* WORK TO DO:
Quote the records beneath, complete and exact. Leave out images.

* INPUT RECORDS:
○ ○ ○
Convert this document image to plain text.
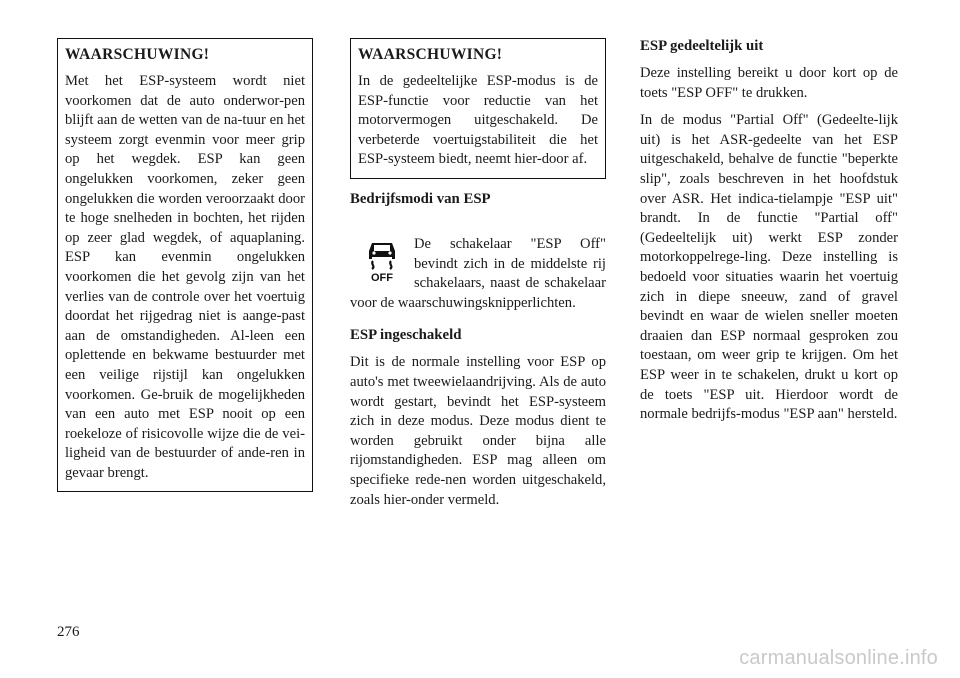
WAARSCHUWING!

Met het ESP-systeem wordt niet voorkomen dat de auto onderwor-pen blijft aan de wetten van de na-tuur en het systeem zorgt evenmin voor meer grip op het wegdek. ESP kan geen ongelukken voorkomen, zeker geen ongelukken die worden veroorzaakt door te hoge snelheden in bochten, het rijden op zeer glad wegdek, of aquaplaning. ESP kan evenmin ongelukken voorkomen die het gevolg zijn van het verlies van de controle over het voertuig doordat het rijgedrag niet is aange-past aan de omstandigheden. Al-leen een oplettende en bekwame bestuurder met een veilige rijstijl kan ongelukken voorkomen. Ge-bruik de mogelijkheden van een auto met ESP nooit op een roekeloze of risicovolle wijze die de vei-ligheid van de bestuurder of ande-ren in gevaar brengt.

WAARSCHUWING!

In de gedeeltelijke ESP-modus is de ESP-functie voor reductie van het motorvermogen uitgeschakeld. De verbeterde voertuigstabiliteit die het ESP-systeem biedt, neemt hier-door af.

Bedrijfsmodi van ESP

OFF

De schakelaar "ESP Off" bevindt zich in de middelste rij schakelaars, naast de schakelaar voor de waarschuwingsknipperlichten.

ESP ingeschakeld

Dit is de normale instelling voor ESP op auto's met tweewielaandrijving. Als de auto wordt gestart, bevindt het ESP-systeem zich in deze modus. Deze modus dient te worden gebruikt onder bijna alle rijomstandigheden. ESP mag alleen om specifieke rede-nen worden uitgeschakeld, zoals hier-onder vermeld.

ESP gedeeltelijk uit

Deze instelling bereikt u door kort op de toets "ESP OFF" te drukken.

In de modus "Partial Off" (Gedeelte-lijk uit) is het ASR-gedeelte van het ESP uitgeschakeld, behalve de functie "beperkte slip", zoals beschreven in het hoofdstuk over ASR. Het indica-tielampje "ESP uit" brandt. In de functie "Partial off" (Gedeeltelijk uit) werkt ESP zonder motorkoppelrege-ling. Deze instelling is bedoeld voor situaties waarin het voertuig zich in diepe sneeuw, zand of gravel bevindt en waar de wielen sneller moeten draaien dan ESP normaal gesproken zou toestaan, om weer grip te krijgen. Om het ESP weer in te schakelen, drukt u kort op de toets "ESP uit. Hierdoor wordt de normale bedrijfs-modus "ESP aan" hersteld.

276
carmanualsonline.info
○ ○ ○
* THE SOLUTION:
Convert this document image to plain text.
WAARSCHUWING!

Met het ESP-systeem wordt niet voorkomen dat de auto onderwor-pen blijft aan de wetten van de na-tuur en het systeem zorgt evenmin voor meer grip op het wegdek. ESP kan geen ongelukken voorkomen, zeker geen ongelukken die worden veroorzaakt door te hoge snelheden in bochten, het rijden op zeer glad wegdek, of aquaplaning. ESP kan evenmin ongelukken voorkomen die het gevolg zijn van het verlies van de controle over het voertuig doordat het rijgedrag niet is aange-past aan de omstandigheden. Al-leen een oplettende en bekwame bestuurder met een veilige rijstijl kan ongelukken voorkomen. Ge-bruik de mogelijkheden van een auto met ESP nooit op een roekeloze of risicovolle wijze die de vei-ligheid van de bestuurder of ande-ren in gevaar brengt.

WAARSCHUWING!

In de gedeeltelijke ESP-modus is de ESP-functie voor reductie van het motorvermogen uitgeschakeld. De verbeterde voertuigstabiliteit die het ESP-systeem biedt, neemt hier-door af.

Bedrijfsmodi van ESP

OFF

De schakelaar "ESP Off" bevindt zich in de middelste rij schakelaars, naast de schakelaar voor de waarschuwingsknipperlichten.

ESP ingeschakeld

Dit is de normale instelling voor ESP op auto's met tweewielaandrijving. Als de auto wordt gestart, bevindt het ESP-systeem zich in deze modus. Deze modus dient te worden gebruikt onder bijna alle rijomstandigheden. ESP mag alleen om specifieke rede-nen worden uitgeschakeld, zoals hier-onder vermeld.

ESP gedeeltelijk uit

Deze instelling bereikt u door kort op de toets "ESP OFF" te drukken.

In de modus "Partial Off" (Gedeelte-lijk uit) is het ASR-gedeelte van het ESP uitgeschakeld, behalve de functie "beperkte slip", zoals beschreven in het hoofdstuk over ASR. Het indica-tielampje "ESP uit" brandt. In de functie "Partial off" (Gedeeltelijk uit) werkt ESP zonder motorkoppelrege-ling. Deze instelling is bedoeld voor situaties waarin het voertuig zich in diepe sneeuw, zand of gravel bevindt en waar de wielen sneller moeten draaien dan ESP normaal gesproken zou toestaan, om weer grip te krijgen. Om het ESP weer in te schakelen, drukt u kort op de toets "ESP uit. Hierdoor wordt de normale bedrijfs-modus "ESP aan" hersteld.

276
carmanualsonline.info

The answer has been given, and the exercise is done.